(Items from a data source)
▬▬▬
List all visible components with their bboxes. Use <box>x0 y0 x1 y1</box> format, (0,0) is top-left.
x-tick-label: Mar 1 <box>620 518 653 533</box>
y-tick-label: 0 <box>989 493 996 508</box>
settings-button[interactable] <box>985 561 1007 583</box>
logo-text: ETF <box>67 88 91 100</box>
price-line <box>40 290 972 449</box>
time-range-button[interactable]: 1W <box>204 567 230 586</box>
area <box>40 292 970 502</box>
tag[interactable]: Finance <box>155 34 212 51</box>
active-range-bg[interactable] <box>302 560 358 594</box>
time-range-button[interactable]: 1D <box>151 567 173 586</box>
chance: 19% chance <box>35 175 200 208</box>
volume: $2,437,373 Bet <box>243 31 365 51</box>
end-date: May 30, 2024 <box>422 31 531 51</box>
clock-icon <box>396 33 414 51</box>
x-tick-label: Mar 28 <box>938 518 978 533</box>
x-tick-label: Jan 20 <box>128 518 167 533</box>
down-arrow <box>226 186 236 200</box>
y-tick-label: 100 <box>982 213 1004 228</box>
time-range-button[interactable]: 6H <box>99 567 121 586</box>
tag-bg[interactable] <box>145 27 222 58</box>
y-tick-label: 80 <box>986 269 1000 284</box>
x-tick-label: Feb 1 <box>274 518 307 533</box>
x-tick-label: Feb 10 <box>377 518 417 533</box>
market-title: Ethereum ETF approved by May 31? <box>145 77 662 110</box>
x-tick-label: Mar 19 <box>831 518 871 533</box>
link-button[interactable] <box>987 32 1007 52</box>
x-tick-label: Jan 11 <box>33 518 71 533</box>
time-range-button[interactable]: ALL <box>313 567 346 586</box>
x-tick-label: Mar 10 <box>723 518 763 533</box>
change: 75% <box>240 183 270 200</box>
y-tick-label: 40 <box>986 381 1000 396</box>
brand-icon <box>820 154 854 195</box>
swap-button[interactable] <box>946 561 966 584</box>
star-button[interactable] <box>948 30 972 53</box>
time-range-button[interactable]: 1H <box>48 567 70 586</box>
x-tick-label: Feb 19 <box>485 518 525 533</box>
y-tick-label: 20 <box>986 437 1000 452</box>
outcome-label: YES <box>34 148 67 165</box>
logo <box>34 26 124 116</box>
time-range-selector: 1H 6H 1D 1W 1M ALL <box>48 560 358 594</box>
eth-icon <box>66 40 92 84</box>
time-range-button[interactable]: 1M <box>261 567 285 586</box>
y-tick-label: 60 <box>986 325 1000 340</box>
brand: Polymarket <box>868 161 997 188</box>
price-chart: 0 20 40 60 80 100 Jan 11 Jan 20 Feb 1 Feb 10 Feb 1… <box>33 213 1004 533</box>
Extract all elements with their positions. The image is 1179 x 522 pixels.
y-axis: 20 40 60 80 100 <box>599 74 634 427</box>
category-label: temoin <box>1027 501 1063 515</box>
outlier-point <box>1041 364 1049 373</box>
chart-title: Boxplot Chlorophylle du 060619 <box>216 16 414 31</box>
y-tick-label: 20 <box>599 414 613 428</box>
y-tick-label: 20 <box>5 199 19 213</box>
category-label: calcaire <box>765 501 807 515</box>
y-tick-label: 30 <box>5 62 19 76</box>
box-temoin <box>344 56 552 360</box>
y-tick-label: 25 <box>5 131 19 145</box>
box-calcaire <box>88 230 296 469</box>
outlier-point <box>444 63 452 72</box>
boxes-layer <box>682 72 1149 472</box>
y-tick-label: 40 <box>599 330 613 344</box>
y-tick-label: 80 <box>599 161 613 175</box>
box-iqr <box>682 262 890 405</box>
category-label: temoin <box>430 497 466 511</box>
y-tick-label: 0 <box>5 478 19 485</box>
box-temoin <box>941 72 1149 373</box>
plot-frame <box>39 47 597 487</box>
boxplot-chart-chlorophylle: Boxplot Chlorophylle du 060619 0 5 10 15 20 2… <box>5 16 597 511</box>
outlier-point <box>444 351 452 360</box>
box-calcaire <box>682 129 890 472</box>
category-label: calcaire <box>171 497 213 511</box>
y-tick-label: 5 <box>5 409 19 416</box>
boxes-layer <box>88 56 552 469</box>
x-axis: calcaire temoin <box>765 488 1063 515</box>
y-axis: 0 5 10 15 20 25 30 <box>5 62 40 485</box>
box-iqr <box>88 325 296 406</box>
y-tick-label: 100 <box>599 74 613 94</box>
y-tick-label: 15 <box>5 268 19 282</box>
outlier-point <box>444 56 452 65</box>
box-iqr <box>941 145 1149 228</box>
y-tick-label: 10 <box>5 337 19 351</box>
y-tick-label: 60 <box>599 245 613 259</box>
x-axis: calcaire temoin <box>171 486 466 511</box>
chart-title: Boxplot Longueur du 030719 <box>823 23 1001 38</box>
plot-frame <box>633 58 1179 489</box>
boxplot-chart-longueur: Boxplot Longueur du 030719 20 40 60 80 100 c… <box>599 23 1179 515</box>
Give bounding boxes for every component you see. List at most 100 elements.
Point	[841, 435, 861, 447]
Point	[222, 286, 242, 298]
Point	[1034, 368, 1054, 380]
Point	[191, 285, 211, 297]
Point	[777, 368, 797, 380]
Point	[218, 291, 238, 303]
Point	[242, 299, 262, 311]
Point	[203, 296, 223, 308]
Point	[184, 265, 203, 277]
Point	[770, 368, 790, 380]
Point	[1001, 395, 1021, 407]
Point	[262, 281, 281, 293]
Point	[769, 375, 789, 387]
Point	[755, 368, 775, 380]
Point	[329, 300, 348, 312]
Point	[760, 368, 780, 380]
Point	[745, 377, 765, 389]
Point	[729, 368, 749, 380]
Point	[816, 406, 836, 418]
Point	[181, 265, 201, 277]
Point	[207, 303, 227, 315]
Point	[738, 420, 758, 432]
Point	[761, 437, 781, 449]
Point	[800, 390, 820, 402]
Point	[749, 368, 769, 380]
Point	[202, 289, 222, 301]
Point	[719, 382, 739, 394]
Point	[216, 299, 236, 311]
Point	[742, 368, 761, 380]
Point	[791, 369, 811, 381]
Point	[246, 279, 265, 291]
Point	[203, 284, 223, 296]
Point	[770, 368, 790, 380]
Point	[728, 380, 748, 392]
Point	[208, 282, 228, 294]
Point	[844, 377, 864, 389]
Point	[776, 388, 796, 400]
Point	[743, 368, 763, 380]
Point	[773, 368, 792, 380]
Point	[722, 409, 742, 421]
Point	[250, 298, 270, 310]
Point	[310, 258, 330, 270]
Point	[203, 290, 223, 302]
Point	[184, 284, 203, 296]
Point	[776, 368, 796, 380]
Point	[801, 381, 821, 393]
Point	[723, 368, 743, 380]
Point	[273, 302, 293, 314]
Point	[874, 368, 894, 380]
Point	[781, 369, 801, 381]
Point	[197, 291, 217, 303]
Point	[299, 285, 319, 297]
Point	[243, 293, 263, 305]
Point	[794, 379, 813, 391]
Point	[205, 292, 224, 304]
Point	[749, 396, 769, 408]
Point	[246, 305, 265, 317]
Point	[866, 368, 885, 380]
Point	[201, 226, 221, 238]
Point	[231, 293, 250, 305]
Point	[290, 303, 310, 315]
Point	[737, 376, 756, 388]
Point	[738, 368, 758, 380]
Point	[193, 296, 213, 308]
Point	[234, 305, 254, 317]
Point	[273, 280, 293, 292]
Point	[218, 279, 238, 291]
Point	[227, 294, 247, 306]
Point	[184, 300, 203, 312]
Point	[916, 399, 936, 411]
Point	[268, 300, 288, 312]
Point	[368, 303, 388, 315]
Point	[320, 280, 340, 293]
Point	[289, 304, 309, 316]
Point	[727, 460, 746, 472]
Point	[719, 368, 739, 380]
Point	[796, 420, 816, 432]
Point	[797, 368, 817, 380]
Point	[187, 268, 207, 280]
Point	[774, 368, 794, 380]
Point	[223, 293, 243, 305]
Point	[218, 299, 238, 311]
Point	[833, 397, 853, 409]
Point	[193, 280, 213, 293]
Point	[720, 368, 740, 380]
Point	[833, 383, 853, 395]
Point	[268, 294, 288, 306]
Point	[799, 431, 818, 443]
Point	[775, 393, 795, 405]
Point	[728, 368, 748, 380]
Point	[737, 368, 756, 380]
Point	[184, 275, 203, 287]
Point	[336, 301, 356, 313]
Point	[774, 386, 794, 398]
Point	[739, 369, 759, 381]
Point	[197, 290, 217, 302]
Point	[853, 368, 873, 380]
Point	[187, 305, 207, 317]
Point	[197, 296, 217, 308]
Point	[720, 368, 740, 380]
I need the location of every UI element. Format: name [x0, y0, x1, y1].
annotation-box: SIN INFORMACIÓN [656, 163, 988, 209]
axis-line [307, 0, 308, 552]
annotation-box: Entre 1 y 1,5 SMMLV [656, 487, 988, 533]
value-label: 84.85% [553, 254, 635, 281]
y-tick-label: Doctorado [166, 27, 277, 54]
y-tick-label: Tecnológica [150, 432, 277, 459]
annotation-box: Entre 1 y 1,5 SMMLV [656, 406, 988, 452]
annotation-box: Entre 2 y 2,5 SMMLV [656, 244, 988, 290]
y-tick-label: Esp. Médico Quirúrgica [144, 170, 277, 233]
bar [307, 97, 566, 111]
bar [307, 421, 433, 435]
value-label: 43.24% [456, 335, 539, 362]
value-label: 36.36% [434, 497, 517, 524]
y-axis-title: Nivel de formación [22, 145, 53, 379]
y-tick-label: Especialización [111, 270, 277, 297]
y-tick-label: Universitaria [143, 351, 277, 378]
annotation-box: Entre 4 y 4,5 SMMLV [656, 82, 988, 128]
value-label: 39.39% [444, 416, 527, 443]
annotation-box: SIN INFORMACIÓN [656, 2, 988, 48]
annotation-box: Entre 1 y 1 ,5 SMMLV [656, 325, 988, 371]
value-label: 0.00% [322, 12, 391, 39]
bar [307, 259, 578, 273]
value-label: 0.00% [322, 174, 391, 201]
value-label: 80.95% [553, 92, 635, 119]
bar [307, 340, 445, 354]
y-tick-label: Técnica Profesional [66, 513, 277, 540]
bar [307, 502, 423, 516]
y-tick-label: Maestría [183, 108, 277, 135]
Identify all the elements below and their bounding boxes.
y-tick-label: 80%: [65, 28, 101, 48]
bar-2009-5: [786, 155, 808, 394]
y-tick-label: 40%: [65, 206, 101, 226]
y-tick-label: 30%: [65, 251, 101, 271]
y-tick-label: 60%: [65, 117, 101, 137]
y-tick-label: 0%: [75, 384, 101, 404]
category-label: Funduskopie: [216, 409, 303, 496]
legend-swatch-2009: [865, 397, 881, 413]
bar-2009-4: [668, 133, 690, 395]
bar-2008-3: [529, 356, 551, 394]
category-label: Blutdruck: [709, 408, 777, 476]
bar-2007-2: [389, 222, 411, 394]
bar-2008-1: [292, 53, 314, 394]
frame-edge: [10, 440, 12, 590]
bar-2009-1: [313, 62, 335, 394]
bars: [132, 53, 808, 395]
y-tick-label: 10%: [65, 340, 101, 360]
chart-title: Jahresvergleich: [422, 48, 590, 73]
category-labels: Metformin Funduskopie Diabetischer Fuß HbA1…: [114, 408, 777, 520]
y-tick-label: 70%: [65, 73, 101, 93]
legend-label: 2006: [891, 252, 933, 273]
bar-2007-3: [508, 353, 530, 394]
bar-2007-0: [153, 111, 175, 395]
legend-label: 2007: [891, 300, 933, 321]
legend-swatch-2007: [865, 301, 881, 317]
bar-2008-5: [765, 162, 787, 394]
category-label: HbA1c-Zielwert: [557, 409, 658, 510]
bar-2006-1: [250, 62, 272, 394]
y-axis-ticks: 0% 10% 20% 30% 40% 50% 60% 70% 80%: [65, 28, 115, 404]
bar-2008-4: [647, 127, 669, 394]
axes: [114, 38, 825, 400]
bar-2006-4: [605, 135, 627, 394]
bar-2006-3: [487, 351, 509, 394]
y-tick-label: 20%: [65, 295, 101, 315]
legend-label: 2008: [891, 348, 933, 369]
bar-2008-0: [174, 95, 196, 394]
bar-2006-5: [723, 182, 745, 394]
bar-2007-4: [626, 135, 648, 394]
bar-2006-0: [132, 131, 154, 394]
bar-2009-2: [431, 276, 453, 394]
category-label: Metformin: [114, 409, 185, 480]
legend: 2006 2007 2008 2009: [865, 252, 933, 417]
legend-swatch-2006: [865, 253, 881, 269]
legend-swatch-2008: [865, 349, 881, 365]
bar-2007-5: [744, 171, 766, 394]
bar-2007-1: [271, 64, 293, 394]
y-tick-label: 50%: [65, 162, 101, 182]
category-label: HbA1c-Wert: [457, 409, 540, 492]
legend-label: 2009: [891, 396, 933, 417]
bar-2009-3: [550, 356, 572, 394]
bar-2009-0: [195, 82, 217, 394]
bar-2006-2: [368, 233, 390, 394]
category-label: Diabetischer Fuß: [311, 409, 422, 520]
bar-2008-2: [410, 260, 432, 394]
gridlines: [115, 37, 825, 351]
▬▬▬
• [Exercise directions] Extract the lines from the start of the items through the line containing "logo-text: ETF <box>67 88 91 100</box>", inclusive, reproducing each one unchanged.

• [The completed task]
List all visible components with their bboxes. Use <box>x0 y0 x1 y1</box> format, (0,0) is top-left.
x-tick-label: Mar 1 <box>620 518 653 533</box>
y-tick-label: 0 <box>989 493 996 508</box>
settings-button[interactable] <box>985 561 1007 583</box>
logo-text: ETF <box>67 88 91 100</box>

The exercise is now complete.